- **Exercise description**:
Only the number is wanted: how many lines of these entries contain the word "Read"?

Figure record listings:
☆ ☆ ☆

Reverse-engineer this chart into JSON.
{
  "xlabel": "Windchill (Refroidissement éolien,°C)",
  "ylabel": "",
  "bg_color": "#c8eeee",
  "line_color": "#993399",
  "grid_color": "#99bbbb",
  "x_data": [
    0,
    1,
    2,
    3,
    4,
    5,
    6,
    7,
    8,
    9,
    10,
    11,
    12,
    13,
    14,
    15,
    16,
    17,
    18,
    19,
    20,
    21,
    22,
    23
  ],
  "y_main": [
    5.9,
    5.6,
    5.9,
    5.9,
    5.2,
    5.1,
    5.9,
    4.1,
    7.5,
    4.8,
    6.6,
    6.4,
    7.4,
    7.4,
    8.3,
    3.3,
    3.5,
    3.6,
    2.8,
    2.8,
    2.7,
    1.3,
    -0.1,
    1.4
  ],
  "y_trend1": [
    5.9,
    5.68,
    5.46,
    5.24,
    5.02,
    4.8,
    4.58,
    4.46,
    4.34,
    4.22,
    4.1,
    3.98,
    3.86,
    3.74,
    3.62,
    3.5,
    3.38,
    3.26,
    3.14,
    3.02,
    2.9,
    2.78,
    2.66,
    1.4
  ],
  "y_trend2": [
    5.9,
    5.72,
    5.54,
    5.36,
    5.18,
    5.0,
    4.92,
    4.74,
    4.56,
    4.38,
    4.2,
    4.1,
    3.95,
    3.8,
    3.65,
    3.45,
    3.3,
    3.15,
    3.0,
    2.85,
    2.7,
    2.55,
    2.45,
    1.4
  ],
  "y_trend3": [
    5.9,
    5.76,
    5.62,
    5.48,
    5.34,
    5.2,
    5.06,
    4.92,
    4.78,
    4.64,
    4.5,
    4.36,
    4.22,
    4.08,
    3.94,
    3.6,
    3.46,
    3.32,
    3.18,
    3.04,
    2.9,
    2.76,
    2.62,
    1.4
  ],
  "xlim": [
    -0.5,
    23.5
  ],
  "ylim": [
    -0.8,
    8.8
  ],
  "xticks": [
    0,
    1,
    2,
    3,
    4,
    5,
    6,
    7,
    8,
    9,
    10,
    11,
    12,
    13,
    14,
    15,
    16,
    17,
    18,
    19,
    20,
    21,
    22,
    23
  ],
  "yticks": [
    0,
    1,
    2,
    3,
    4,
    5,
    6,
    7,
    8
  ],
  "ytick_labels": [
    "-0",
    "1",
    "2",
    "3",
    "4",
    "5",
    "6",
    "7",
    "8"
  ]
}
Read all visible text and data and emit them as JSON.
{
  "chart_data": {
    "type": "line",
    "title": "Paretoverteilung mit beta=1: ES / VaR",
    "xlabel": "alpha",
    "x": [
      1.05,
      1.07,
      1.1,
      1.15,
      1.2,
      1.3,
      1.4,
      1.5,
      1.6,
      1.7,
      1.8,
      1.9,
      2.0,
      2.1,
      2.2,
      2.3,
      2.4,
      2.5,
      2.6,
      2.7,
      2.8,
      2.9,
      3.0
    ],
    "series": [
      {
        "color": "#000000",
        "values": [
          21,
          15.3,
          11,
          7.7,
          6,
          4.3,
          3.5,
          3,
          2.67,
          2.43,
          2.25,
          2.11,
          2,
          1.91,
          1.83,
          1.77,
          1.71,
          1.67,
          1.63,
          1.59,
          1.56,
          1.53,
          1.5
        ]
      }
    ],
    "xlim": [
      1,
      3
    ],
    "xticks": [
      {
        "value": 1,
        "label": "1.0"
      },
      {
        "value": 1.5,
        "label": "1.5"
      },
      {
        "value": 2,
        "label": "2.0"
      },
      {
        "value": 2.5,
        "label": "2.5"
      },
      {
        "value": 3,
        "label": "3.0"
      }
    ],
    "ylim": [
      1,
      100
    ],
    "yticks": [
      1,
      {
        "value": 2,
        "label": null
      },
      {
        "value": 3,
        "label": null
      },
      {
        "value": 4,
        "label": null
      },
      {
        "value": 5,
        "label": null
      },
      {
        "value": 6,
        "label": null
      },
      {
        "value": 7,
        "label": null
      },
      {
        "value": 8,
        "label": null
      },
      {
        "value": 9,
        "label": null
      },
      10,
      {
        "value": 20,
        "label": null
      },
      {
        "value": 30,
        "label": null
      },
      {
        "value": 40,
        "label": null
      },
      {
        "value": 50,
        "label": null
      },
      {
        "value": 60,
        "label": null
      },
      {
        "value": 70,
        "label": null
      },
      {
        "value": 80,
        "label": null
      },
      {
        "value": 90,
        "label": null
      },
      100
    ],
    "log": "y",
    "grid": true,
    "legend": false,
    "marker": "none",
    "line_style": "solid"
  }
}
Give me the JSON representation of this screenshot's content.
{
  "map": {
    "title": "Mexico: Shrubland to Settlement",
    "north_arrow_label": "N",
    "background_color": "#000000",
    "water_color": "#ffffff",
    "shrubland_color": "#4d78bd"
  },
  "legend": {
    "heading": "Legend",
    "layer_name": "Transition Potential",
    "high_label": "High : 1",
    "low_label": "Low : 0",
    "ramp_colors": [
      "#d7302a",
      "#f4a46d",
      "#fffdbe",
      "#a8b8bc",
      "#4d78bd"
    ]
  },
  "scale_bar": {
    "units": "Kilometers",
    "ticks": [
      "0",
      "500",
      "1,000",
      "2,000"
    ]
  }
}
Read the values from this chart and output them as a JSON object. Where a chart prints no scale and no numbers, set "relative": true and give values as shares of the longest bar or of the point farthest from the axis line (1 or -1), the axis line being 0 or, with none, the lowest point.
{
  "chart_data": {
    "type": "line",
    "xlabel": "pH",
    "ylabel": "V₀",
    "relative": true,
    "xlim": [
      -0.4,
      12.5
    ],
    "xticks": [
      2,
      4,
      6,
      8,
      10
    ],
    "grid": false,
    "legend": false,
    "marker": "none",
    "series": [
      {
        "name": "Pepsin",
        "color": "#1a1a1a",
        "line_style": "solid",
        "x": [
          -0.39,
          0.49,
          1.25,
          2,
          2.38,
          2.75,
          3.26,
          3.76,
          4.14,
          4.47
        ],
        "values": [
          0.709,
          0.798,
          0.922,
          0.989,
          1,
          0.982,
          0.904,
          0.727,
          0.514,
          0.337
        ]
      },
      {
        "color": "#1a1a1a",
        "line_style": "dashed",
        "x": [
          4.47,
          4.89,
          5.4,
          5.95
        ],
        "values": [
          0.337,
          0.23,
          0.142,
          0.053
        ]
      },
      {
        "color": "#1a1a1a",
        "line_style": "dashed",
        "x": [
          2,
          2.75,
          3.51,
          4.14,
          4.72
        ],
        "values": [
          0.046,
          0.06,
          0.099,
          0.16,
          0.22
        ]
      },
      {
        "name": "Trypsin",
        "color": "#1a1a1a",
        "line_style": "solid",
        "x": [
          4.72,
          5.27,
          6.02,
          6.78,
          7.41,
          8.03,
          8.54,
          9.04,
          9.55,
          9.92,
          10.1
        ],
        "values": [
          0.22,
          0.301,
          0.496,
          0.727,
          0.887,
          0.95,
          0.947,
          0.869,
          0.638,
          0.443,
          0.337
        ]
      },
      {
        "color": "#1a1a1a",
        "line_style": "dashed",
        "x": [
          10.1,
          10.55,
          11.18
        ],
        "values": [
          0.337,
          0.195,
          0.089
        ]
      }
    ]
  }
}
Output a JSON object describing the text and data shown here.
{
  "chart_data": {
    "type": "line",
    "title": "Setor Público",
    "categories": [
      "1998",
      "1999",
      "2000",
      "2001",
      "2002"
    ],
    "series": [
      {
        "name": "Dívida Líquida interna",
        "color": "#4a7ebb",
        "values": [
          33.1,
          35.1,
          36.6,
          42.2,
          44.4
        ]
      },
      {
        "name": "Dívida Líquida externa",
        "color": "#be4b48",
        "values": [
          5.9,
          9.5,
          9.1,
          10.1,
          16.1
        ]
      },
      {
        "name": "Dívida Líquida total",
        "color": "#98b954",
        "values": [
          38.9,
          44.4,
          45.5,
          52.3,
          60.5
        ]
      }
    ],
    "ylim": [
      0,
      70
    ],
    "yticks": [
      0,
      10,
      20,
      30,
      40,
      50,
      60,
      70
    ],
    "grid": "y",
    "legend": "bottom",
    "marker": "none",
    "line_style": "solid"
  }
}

☆ ☆ ☆

- **Final result**:
2